Reproduce all entries precisely, down to the last character.

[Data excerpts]

## start

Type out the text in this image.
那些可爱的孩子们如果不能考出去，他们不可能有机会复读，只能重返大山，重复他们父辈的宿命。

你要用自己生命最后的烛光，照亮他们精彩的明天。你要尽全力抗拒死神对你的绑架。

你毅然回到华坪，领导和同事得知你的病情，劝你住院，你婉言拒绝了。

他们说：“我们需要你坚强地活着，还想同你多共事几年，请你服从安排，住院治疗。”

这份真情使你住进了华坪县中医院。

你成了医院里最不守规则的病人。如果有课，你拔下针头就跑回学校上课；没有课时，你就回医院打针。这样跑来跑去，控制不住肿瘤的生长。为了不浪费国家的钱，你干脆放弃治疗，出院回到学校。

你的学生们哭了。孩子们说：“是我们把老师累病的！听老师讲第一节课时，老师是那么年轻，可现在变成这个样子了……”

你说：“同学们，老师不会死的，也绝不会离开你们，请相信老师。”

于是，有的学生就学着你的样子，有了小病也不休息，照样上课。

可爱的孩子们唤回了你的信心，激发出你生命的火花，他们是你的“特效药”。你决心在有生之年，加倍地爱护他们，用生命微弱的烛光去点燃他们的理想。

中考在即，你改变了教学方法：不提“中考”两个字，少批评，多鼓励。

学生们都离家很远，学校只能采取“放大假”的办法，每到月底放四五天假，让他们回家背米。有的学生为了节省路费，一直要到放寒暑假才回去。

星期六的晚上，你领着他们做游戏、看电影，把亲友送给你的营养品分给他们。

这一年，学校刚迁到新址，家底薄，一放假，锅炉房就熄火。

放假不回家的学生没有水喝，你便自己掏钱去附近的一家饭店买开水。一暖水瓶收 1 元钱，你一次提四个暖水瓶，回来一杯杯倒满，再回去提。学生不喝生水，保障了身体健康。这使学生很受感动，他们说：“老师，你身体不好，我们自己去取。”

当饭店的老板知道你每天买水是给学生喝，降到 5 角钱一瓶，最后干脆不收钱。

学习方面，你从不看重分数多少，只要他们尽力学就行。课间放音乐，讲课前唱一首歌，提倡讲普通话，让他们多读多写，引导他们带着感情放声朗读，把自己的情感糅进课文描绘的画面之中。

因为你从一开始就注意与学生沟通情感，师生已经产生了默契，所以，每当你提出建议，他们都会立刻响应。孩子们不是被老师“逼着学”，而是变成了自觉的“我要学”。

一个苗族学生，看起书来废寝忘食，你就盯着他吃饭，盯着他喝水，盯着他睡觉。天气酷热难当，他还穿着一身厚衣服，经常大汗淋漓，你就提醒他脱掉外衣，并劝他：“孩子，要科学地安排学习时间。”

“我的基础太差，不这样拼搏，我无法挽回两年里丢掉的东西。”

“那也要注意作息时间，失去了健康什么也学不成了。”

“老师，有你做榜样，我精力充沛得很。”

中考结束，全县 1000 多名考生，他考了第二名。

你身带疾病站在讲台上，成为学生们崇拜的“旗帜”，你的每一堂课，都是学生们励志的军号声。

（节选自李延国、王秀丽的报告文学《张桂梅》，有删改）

## end

THE RESULT -
Type out the text in this image.
那些可爱的孩子们如果不能考出去，他们不可能有机会复读，只能重返大山，重复他们父辈的宿命。

你要用自己生命最后的烛光，照亮他们精彩的明天。你要尽全力抗拒死神对你的绑架。

你毅然回到华坪，领导和同事得知你的病情，劝你住院，你婉言拒绝了。

他们说：“我们需要你坚强地活着，还想同你多共事几年，请你服从安排，住院治疗。”

这份真情使你住进了华坪县中医院。

你成了医院里最不守规则的病人。如果有课，你拔下针头就跑回学校上课；没有课时，你就回医院打针。这样跑来跑去，控制不住肿瘤的生长。为了不浪费国家的钱，你干脆放弃治疗，出院回到学校。

你的学生们哭了。孩子们说：“是我们把老师累病的！听老师讲第一节课时，老师是那么年轻，可现在变成这个样子了……”

你说：“同学们，老师不会死的，也绝不会离开你们，请相信老师。”

于是，有的学生就学着你的样子，有了小病也不休息，照样上课。

可爱的孩子们唤回了你的信心，激发出你生命的火花，他们是你的“特效药”。你决心在有生之年，加倍地爱护他们，用生命微弱的烛光去点燃他们的理想。

中考在即，你改变了教学方法：不提“中考”两个字，少批评，多鼓励。

学生们都离家很远，学校只能采取“放大假”的办法，每到月底放四五天假，让他们回家背米。有的学生为了节省路费，一直要到放寒暑假才回去。

星期六的晚上，你领着他们做游戏、看电影，把亲友送给你的营养品分给他们。

这一年，学校刚迁到新址，家底薄，一放假，锅炉房就熄火。

放假不回家的学生没有水喝，你便自己掏钱去附近的一家饭店买开水。一暖水瓶收 1 元钱，你一次提四个暖水瓶，回来一杯杯倒满，再回去提。学生不喝生水，保障了身体健康。这使学生很受感动，他们说：“老师，你身体不好，我们自己去取。”

当饭店的老板知道你每天买水是给学生喝，降到 5 角钱一瓶，最后干脆不收钱。

学习方面，你从不看重分数多少，只要他们尽力学就行。课间放音乐，讲课前唱一首歌，提倡讲普通话，让他们多读多写，引导他们带着感情放声朗读，把自己的情感糅进课文描绘的画面之中。

因为你从一开始就注意与学生沟通情感，师生已经产生了默契，所以，每当你提出建议，他们都会立刻响应。孩子们不是被老师“逼着学”，而是变成了自觉的“我要学”。

一个苗族学生，看起书来废寝忘食，你就盯着他吃饭，盯着他喝水，盯着他睡觉。天气酷热难当，他还穿着一身厚衣服，经常大汗淋漓，你就提醒他脱掉外衣，并劝他：“孩子，要科学地安排学习时间。”

“我的基础太差，不这样拼搏，我无法挽回两年里丢掉的东西。”

“那也要注意作息时间，失去了健康什么也学不成了。”

“老师，有你做榜样，我精力充沛得很。”

中考结束，全县 1000 多名考生，他考了第二名。

你身带疾病站在讲台上，成为学生们崇拜的“旗帜”，你的每一堂课，都是学生们励志的军号声。

（节选自李延国、王秀丽的报告文学《张桂梅》，有删改）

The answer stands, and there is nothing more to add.